__Records for this exercise__:
--------------------------------------------------
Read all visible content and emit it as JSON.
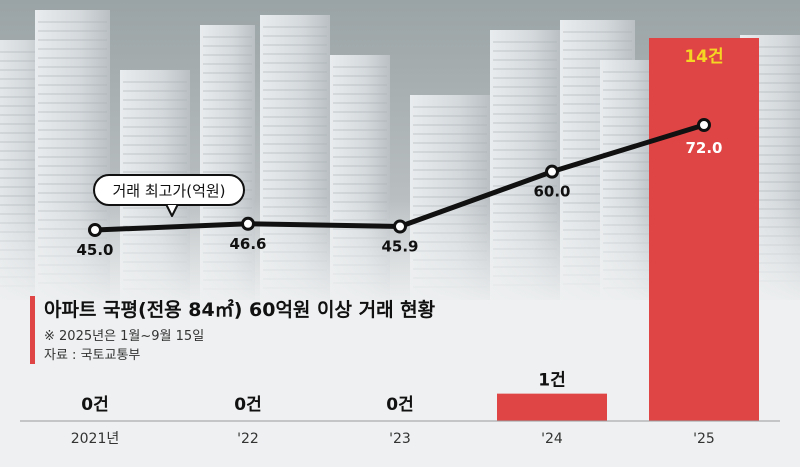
{
  "chart_data": [
    {
      "type": "line",
      "title": "",
      "legend": "거래 최고가(억원)",
      "categories": [
        "2021년",
        "'22",
        "'23",
        "'24",
        "'25"
      ],
      "values": [
        45.0,
        46.6,
        45.9,
        60.0,
        72.0
      ],
      "value_labels": [
        "45.0",
        "46.6",
        "45.9",
        "60.0",
        "72.0"
      ],
      "line_color": "#111111"
    },
    {
      "type": "bar",
      "title": "아파트 국평(전용 84㎡) 60억원 이상 거래 현황",
      "note": "※ 2025년은 1월~9월 15일",
      "source": "자료 : 국토교통부",
      "categories": [
        "2021년",
        "'22",
        "'23",
        "'24",
        "'25"
      ],
      "values": [
        0,
        0,
        0,
        1,
        14
      ],
      "value_labels": [
        "0건",
        "0건",
        "0건",
        "1건",
        "14건"
      ],
      "bar_color": "#e04545",
      "highlight_label_color": "#f5d623"
    }
  ]
}
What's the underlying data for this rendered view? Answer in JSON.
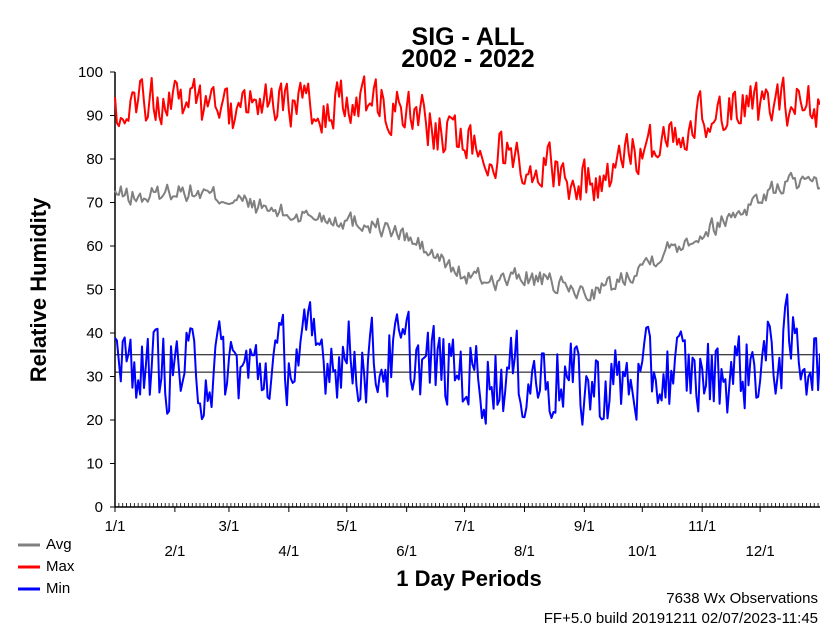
{
  "chart_data": {
    "type": "line",
    "title": "SIG - ALL",
    "subtitle": "2002 - 2022",
    "xlabel": "1 Day Periods",
    "ylabel": "Relative Humidity",
    "ylim": [
      0,
      100
    ],
    "yticks": [
      "0",
      "10",
      "20",
      "30",
      "40",
      "50",
      "60",
      "70",
      "80",
      "90",
      "100"
    ],
    "xlim": [
      1,
      366
    ],
    "x_ticks_upper": [
      {
        "label": "1/1",
        "day": 1
      },
      {
        "label": "3/1",
        "day": 60
      },
      {
        "label": "5/1",
        "day": 121
      },
      {
        "label": "7/1",
        "day": 182
      },
      {
        "label": "9/1",
        "day": 244
      },
      {
        "label": "11/1",
        "day": 305
      }
    ],
    "x_ticks_lower": [
      {
        "label": "2/1",
        "day": 32
      },
      {
        "label": "4/1",
        "day": 91
      },
      {
        "label": "6/1",
        "day": 152
      },
      {
        "label": "8/1",
        "day": 213
      },
      {
        "label": "10/1",
        "day": 274
      },
      {
        "label": "12/1",
        "day": 335
      }
    ],
    "reference_lines": [
      31,
      35
    ],
    "grid": false,
    "legend_position": "bottom-left",
    "series": [
      {
        "name": "Avg",
        "color": "#808080",
        "days": [
          1,
          15,
          32,
          45,
          60,
          75,
          91,
          105,
          121,
          135,
          152,
          165,
          182,
          200,
          213,
          230,
          244,
          259,
          274,
          290,
          305,
          320,
          335,
          350,
          366
        ],
        "values": [
          72,
          71,
          73,
          72,
          71,
          69,
          67,
          67,
          66,
          65,
          62,
          58,
          53,
          52,
          53,
          51,
          49,
          51,
          56,
          60,
          63,
          67,
          71,
          75,
          73
        ]
      },
      {
        "name": "Max",
        "color": "#ff0000",
        "days": [
          1,
          15,
          32,
          45,
          60,
          75,
          91,
          105,
          121,
          135,
          152,
          165,
          182,
          200,
          213,
          230,
          244,
          259,
          274,
          290,
          305,
          320,
          335,
          350,
          366
        ],
        "values": [
          92,
          94,
          93,
          92,
          91,
          92,
          91,
          92,
          93,
          92,
          92,
          87,
          84,
          82,
          80,
          78,
          74,
          78,
          82,
          87,
          90,
          92,
          92,
          93,
          92
        ]
      },
      {
        "name": "Min",
        "color": "#0000ff",
        "days": [
          1,
          15,
          32,
          45,
          60,
          75,
          91,
          105,
          121,
          135,
          152,
          165,
          182,
          200,
          213,
          230,
          244,
          259,
          274,
          290,
          305,
          320,
          335,
          350,
          366
        ],
        "values": [
          34,
          32,
          32,
          31,
          32,
          31,
          34,
          36,
          35,
          33,
          35,
          32,
          31,
          30,
          30,
          30,
          27,
          28,
          29,
          31,
          30,
          31,
          33,
          37,
          34
        ]
      }
    ]
  },
  "footer": {
    "observations": "7638 Wx Observations",
    "build": "FF+5.0 build 20191211 02/07/2023-11:45"
  }
}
--------------------------------------------------
__Required work__:
Copy the records exactly. Skip the pictures.

__Solution for this exercise__:
Read all visible content and emit it as JSON.
{
  "chart_data": [
    {
      "type": "line",
      "title": "",
      "legend": "거래 최고가(억원)",
      "categories": [
        "2021년",
        "'22",
        "'23",
        "'24",
        "'25"
      ],
      "values": [
        45.0,
        46.6,
        45.9,
        60.0,
        72.0
      ],
      "value_labels": [
        "45.0",
        "46.6",
        "45.9",
        "60.0",
        "72.0"
      ],
      "line_color": "#111111"
    },
    {
      "type": "bar",
      "title": "아파트 국평(전용 84㎡) 60억원 이상 거래 현황",
      "note": "※ 2025년은 1월~9월 15일",
      "source": "자료 : 국토교통부",
      "categories": [
        "2021년",
        "'22",
        "'23",
        "'24",
        "'25"
      ],
      "values": [
        0,
        0,
        0,
        1,
        14
      ],
      "value_labels": [
        "0건",
        "0건",
        "0건",
        "1건",
        "14건"
      ],
      "bar_color": "#e04545",
      "highlight_label_color": "#f5d623"
    }
  ]
}
What's the underlying data for this rendered view? Answer in JSON.
{
  "chart_data": {
    "type": "line",
    "title": "SIG - ALL",
    "subtitle": "2002 - 2022",
    "xlabel": "1 Day Periods",
    "ylabel": "Relative Humidity",
    "ylim": [
      0,
      100
    ],
    "yticks": [
      "0",
      "10",
      "20",
      "30",
      "40",
      "50",
      "60",
      "70",
      "80",
      "90",
      "100"
    ],
    "xlim": [
      1,
      366
    ],
    "x_ticks_upper": [
      {
        "label": "1/1",
        "day": 1
      },
      {
        "label": "3/1",
        "day": 60
      },
      {
        "label": "5/1",
        "day": 121
      },
      {
        "label": "7/1",
        "day": 182
      },
      {
        "label": "9/1",
        "day": 244
      },
      {
        "label": "11/1",
        "day": 305
      }
    ],
    "x_ticks_lower": [
      {
        "label": "2/1",
        "day": 32
      },
      {
        "label": "4/1",
        "day": 91
      },
      {
        "label": "6/1",
        "day": 152
      },
      {
        "label": "8/1",
        "day": 213
      },
      {
        "label": "10/1",
        "day": 274
      },
      {
        "label": "12/1",
        "day": 335
      }
    ],
    "reference_lines": [
      31,
      35
    ],
    "grid": false,
    "legend_position": "bottom-left",
    "series": [
      {
        "name": "Avg",
        "color": "#808080",
        "days": [
          1,
          15,
          32,
          45,
          60,
          75,
          91,
          105,
          121,
          135,
          152,
          165,
          182,
          200,
          213,
          230,
          244,
          259,
          274,
          290,
          305,
          320,
          335,
          350,
          366
        ],
        "values": [
          72,
          71,
          73,
          72,
          71,
          69,
          67,
          67,
          66,
          65,
          62,
          58,
          53,
          52,
          53,
          51,
          49,
          51,
          56,
          60,
          63,
          67,
          71,
          75,
          73
        ]
      },
      {
        "name": "Max",
        "color": "#ff0000",
        "days": [
          1,
          15,
          32,
          45,
          60,
          75,
          91,
          105,
          121,
          135,
          152,
          165,
          182,
          200,
          213,
          230,
          244,
          259,
          274,
          290,
          305,
          320,
          335,
          350,
          366
        ],
        "values": [
          92,
          94,
          93,
          92,
          91,
          92,
          91,
          92,
          93,
          92,
          92,
          87,
          84,
          82,
          80,
          78,
          74,
          78,
          82,
          87,
          90,
          92,
          92,
          93,
          92
        ]
      },
      {
        "name": "Min",
        "color": "#0000ff",
        "days": [
          1,
          15,
          32,
          45,
          60,
          75,
          91,
          105,
          121,
          135,
          152,
          165,
          182,
          200,
          213,
          230,
          244,
          259,
          274,
          290,
          305,
          320,
          335,
          350,
          366
        ],
        "values": [
          34,
          32,
          32,
          31,
          32,
          31,
          34,
          36,
          35,
          33,
          35,
          32,
          31,
          30,
          30,
          30,
          27,
          28,
          29,
          31,
          30,
          31,
          33,
          37,
          34
        ]
      }
    ]
  },
  "footer": {
    "observations": "7638 Wx Observations",
    "build": "FF+5.0 build 20191211 02/07/2023-11:45"
  }
}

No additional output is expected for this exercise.